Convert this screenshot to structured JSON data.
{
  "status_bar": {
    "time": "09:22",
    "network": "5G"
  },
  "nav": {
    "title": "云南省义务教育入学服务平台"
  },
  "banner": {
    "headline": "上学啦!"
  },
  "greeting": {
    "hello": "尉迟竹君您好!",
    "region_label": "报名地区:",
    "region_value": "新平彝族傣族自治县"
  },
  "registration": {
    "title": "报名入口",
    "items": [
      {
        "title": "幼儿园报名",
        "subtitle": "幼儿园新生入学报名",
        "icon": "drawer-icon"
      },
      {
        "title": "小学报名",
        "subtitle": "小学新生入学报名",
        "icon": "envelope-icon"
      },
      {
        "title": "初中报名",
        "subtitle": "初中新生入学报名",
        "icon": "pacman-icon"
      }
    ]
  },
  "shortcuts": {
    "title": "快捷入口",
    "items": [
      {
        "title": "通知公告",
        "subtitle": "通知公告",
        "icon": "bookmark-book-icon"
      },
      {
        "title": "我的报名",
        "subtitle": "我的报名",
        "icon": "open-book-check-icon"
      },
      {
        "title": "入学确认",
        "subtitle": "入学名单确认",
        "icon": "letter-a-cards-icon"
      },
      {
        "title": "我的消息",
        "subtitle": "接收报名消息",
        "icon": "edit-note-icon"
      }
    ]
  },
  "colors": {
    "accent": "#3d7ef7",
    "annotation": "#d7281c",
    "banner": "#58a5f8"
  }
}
-------------------------
JOB
Would you copy out each line exactly as written?

ANSWER FOR THIS EXERCISE
Convert this screenshot to structured JSON data.
{
  "status_bar": {
    "time": "09:22",
    "network": "5G"
  },
  "nav": {
    "title": "云南省义务教育入学服务平台"
  },
  "banner": {
    "headline": "上学啦!"
  },
  "greeting": {
    "hello": "尉迟竹君您好!",
    "region_label": "报名地区:",
    "region_value": "新平彝族傣族自治县"
  },
  "registration": {
    "title": "报名入口",
    "items": [
      {
        "title": "幼儿园报名",
        "subtitle": "幼儿园新生入学报名",
        "icon": "drawer-icon"
      },
      {
        "title": "小学报名",
        "subtitle": "小学新生入学报名",
        "icon": "envelope-icon"
      },
      {
        "title": "初中报名",
        "subtitle": "初中新生入学报名",
        "icon": "pacman-icon"
      }
    ]
  },
  "shortcuts": {
    "title": "快捷入口",
    "items": [
      {
        "title": "通知公告",
        "subtitle": "通知公告",
        "icon": "bookmark-book-icon"
      },
      {
        "title": "我的报名",
        "subtitle": "我的报名",
        "icon": "open-book-check-icon"
      },
      {
        "title": "入学确认",
        "subtitle": "入学名单确认",
        "icon": "letter-a-cards-icon"
      },
      {
        "title": "我的消息",
        "subtitle": "接收报名消息",
        "icon": "edit-note-icon"
      }
    ]
  },
  "colors": {
    "accent": "#3d7ef7",
    "annotation": "#d7281c",
    "banner": "#58a5f8"
  }
}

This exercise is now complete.